**Your objective**
Pick out every line in the data below that holds "Compra".

**Data in this exercise**
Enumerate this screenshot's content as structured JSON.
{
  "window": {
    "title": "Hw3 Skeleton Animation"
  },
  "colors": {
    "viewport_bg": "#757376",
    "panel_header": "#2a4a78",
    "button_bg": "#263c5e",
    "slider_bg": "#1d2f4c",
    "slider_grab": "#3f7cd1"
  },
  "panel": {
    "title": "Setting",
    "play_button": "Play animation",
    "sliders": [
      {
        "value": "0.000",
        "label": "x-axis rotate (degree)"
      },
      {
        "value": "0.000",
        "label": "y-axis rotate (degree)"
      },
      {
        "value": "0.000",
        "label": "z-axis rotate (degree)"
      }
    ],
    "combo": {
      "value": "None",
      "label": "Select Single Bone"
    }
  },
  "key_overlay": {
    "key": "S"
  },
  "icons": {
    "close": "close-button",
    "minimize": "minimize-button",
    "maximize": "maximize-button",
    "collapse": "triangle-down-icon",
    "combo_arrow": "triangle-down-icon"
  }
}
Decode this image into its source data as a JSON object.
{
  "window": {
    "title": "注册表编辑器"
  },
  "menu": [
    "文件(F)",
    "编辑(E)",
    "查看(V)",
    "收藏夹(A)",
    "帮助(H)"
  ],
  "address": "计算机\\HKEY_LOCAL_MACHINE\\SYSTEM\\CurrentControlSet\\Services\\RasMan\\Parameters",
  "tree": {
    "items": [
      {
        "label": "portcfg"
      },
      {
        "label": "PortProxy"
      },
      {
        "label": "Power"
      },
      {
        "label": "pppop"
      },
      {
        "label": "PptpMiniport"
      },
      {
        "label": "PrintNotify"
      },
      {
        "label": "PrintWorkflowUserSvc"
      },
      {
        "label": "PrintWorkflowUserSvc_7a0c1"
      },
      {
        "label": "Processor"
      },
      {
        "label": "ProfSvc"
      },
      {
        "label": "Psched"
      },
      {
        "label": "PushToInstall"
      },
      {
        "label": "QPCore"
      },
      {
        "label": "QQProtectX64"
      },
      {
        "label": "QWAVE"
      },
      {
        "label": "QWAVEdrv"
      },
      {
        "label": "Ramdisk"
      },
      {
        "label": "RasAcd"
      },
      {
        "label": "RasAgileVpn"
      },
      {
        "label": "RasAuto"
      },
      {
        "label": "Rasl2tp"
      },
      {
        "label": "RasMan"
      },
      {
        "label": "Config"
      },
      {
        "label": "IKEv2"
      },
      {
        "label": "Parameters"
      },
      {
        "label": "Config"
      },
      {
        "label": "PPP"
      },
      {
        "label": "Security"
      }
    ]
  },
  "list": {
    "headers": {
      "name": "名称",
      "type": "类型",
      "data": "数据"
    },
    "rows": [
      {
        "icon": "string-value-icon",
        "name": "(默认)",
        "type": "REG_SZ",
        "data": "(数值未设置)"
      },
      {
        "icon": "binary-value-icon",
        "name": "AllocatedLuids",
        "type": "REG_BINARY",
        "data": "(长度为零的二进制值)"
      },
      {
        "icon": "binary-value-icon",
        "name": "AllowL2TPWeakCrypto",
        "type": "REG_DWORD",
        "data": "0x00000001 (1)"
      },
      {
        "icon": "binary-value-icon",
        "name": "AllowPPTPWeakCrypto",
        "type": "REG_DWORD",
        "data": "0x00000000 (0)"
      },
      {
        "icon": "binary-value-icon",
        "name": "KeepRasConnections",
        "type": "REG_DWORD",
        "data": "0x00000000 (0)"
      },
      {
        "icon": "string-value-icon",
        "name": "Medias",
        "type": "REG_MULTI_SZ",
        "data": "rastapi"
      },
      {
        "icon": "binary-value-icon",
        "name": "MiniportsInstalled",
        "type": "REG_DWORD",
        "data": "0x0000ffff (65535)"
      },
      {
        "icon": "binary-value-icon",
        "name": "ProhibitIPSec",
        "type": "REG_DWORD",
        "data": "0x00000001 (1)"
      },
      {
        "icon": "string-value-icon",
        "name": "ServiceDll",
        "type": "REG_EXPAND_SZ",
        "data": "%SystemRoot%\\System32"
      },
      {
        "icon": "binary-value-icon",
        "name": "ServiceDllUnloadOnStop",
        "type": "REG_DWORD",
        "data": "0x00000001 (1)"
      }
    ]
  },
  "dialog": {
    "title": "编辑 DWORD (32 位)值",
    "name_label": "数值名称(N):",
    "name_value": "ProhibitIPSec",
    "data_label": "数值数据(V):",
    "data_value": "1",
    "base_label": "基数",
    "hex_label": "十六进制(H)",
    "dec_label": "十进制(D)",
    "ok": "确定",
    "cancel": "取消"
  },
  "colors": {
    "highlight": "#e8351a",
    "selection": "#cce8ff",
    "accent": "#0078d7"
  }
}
--
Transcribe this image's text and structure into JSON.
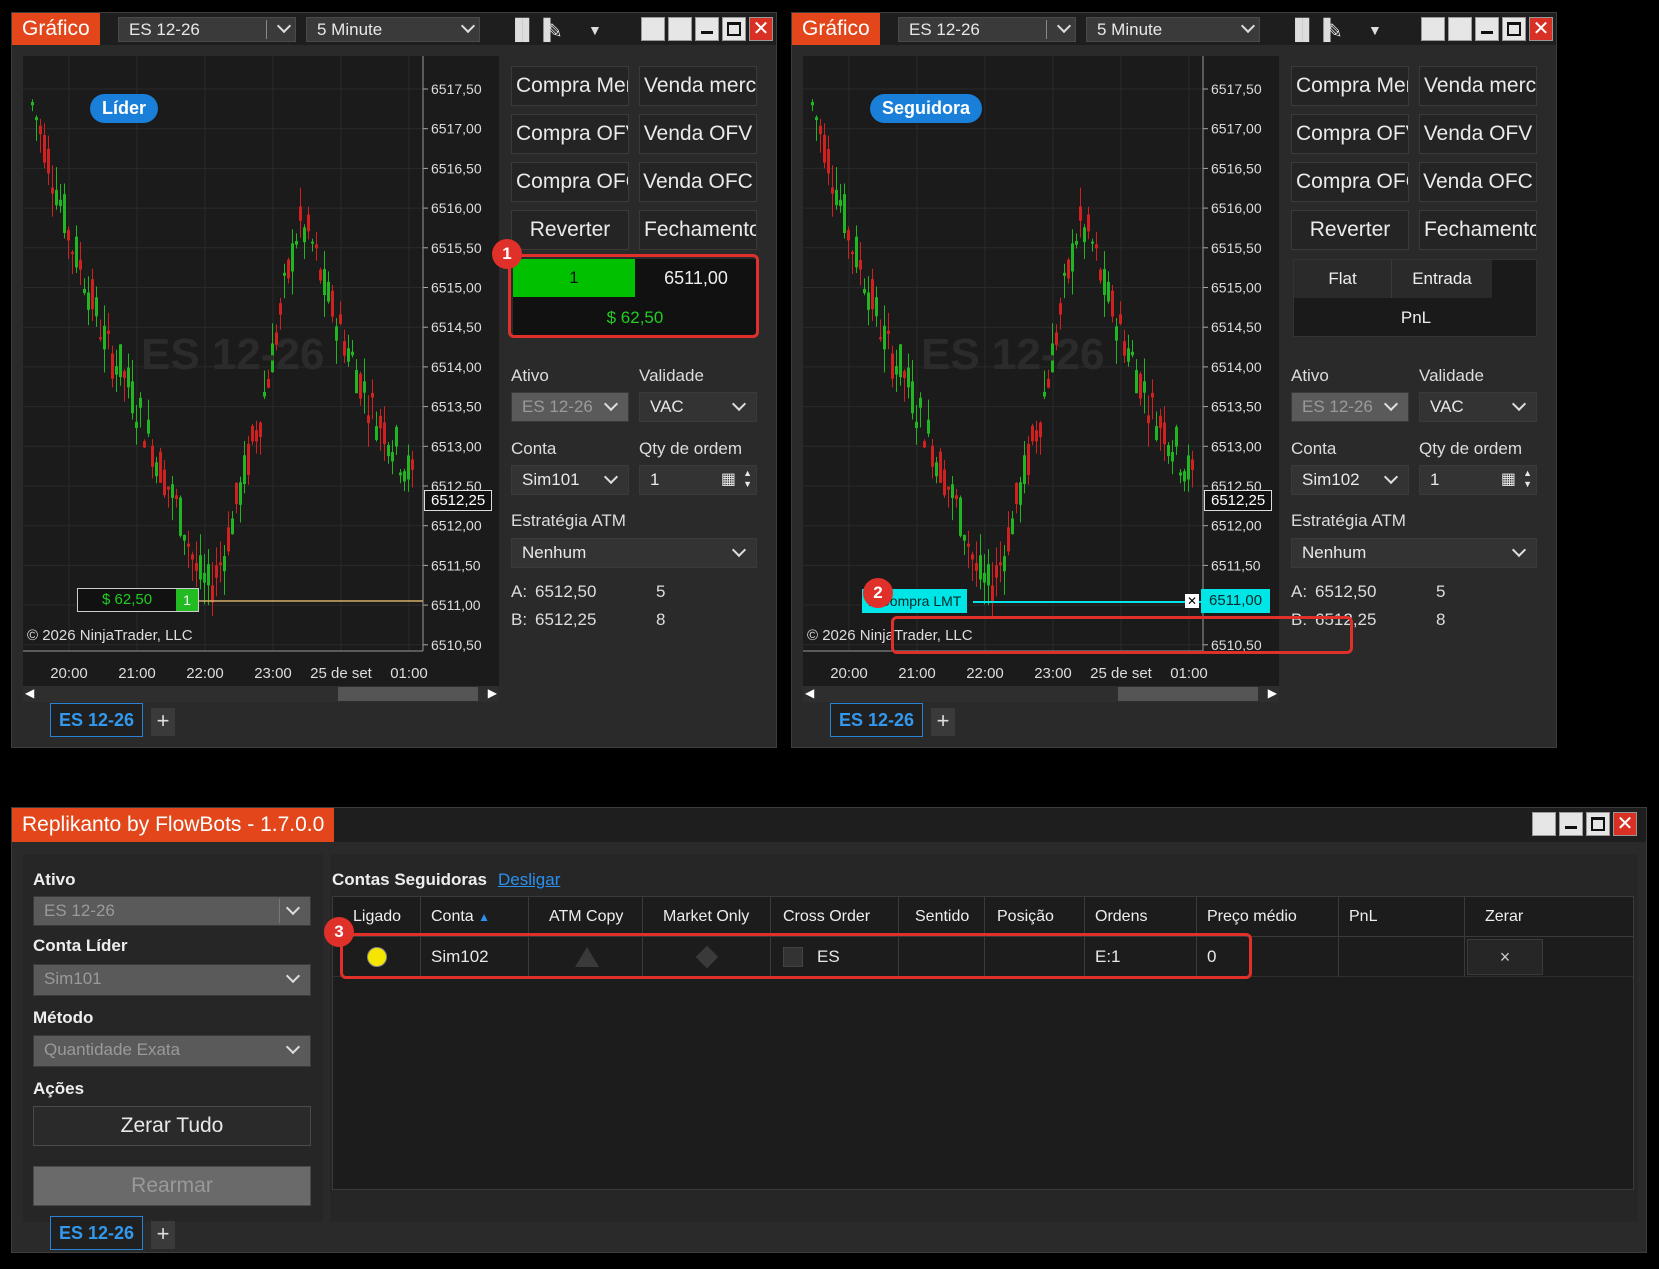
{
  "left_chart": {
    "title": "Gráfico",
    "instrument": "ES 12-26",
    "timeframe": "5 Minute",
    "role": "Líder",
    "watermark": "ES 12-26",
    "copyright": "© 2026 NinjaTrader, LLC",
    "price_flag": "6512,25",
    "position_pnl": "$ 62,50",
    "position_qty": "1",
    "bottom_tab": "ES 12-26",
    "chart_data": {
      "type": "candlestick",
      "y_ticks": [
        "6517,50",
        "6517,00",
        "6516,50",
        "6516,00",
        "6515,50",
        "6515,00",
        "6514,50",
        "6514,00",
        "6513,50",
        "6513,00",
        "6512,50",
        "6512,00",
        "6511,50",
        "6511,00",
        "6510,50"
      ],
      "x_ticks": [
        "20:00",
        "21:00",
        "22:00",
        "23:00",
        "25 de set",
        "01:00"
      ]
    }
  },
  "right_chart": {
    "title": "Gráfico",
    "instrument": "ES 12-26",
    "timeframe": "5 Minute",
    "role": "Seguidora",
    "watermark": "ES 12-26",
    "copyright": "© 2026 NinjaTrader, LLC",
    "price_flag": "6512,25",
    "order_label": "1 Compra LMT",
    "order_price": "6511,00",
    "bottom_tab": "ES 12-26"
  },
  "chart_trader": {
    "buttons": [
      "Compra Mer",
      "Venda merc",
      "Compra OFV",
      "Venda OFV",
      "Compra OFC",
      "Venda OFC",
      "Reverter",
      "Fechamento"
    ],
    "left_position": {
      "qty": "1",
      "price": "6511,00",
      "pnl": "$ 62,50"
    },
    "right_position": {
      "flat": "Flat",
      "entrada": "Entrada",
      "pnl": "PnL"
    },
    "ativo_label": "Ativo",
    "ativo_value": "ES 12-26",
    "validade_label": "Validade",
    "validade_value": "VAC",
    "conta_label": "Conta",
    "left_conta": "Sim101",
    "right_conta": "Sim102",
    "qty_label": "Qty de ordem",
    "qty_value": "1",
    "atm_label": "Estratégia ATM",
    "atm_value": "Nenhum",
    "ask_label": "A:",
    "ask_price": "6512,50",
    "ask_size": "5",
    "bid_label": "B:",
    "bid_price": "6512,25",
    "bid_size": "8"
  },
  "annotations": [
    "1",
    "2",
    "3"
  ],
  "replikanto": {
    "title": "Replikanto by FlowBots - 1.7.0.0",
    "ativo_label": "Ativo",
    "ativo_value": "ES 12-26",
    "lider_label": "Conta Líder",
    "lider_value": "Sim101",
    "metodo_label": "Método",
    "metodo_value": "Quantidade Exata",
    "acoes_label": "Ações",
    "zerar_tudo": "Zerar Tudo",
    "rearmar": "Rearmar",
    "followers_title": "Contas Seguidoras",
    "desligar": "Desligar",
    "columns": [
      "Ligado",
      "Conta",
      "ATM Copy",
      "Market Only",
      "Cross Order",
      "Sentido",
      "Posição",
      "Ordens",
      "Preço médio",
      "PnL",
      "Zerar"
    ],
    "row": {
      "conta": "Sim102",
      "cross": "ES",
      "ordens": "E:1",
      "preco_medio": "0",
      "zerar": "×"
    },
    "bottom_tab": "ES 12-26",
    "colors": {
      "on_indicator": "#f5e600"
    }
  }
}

**Final answer**
    "order_label": "1 Compra LMT",
      "Compra Mer",
      "Compra OFV",
      "Compra OFC",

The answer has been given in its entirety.